Dataset records>
┌──
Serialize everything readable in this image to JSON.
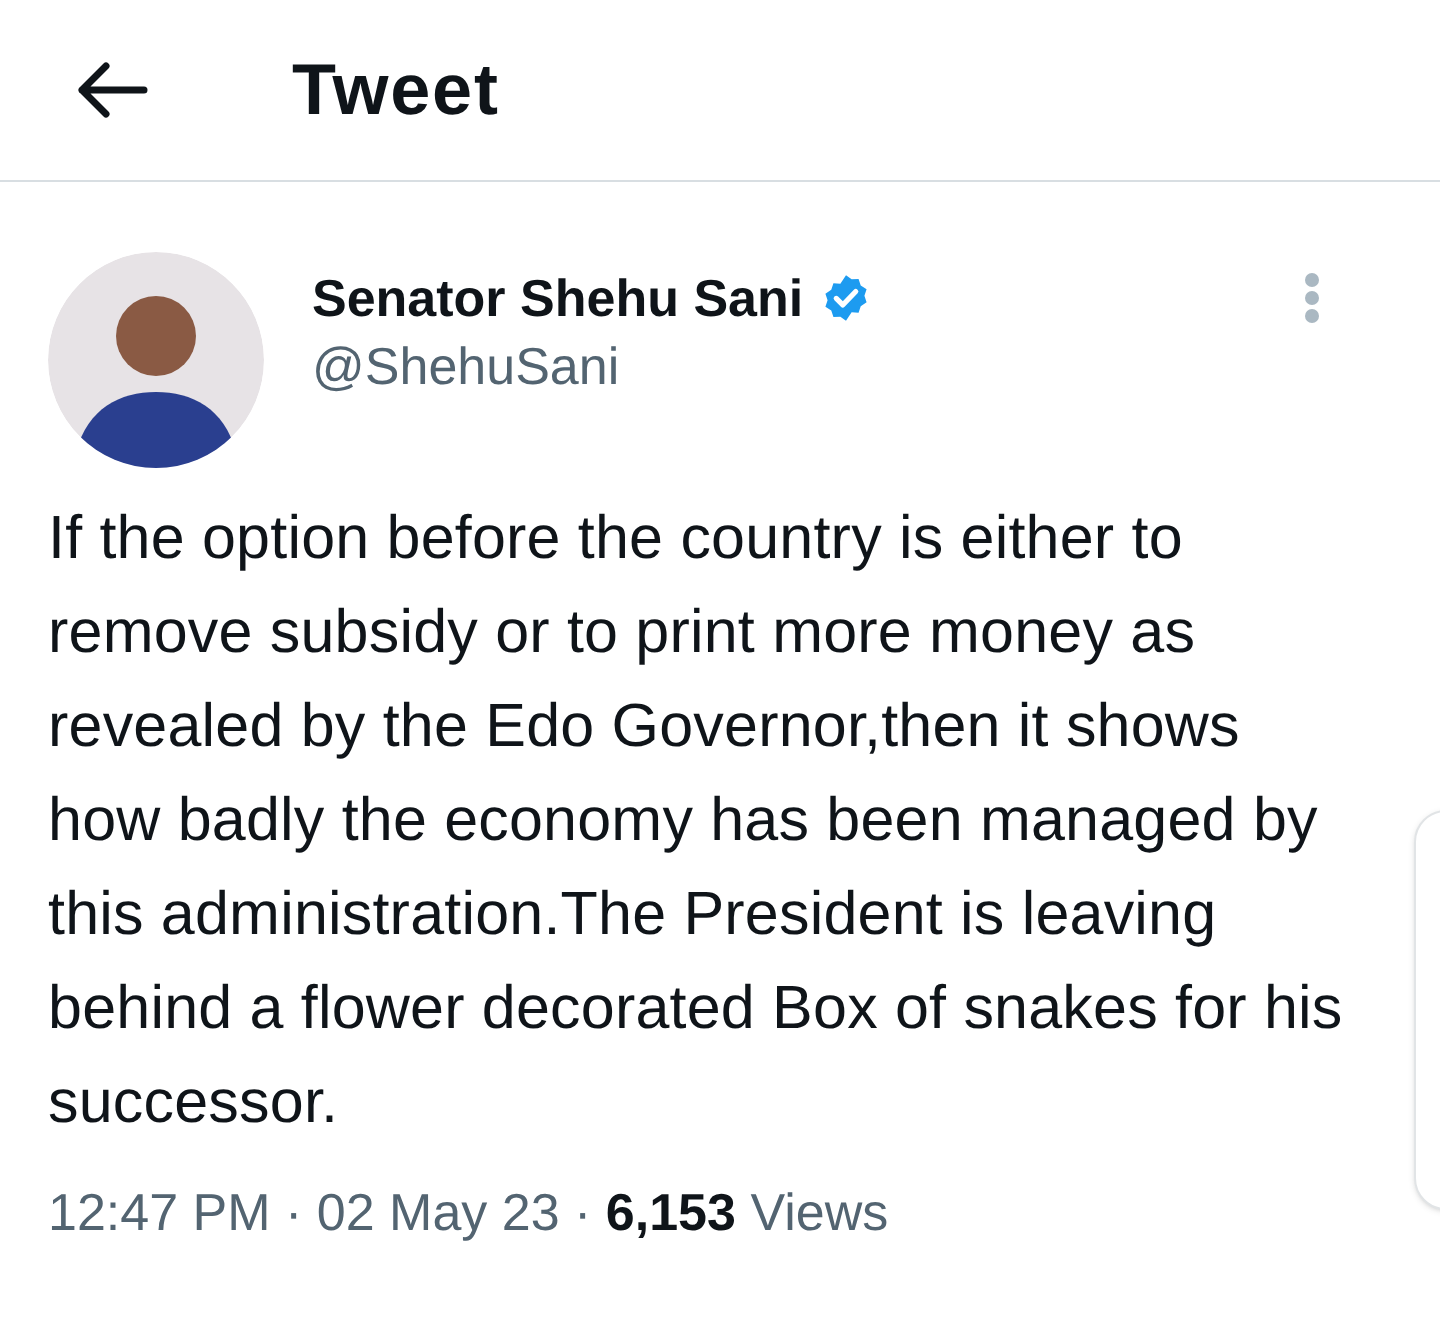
{
  "header": {
    "title": "Tweet"
  },
  "author": {
    "name": "Senator Shehu Sani",
    "verified": true,
    "handle": "@ShehuSani"
  },
  "text": "If the option before the country is either to remove subsidy or to print more money as revealed by the Edo Governor,then it shows how badly the economy has been managed by this administration.The President is leaving behind a flower decorated Box of snakes for his successor.",
  "meta": "12:47 PM · 02 May 23 · **6,153** Views"
}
└──
Exercise> Quote the data above in full, leaving out the pictures it holds.

Solution below>
Serialize everything readable in this image to JSON.
{
  "header": {
    "title": "Tweet"
  },
  "author": {
    "name": "Senator Shehu Sani",
    "verified": true,
    "handle": "@ShehuSani"
  },
  "text": "If the option before the country is either to remove subsidy or to print more money as revealed by the Edo Governor,then it shows how badly the economy has been managed by this administration.The President is leaving behind a flower decorated Box of snakes for his successor.",
  "meta": "12:47 PM · 02 May 23 · **6,153** Views"
}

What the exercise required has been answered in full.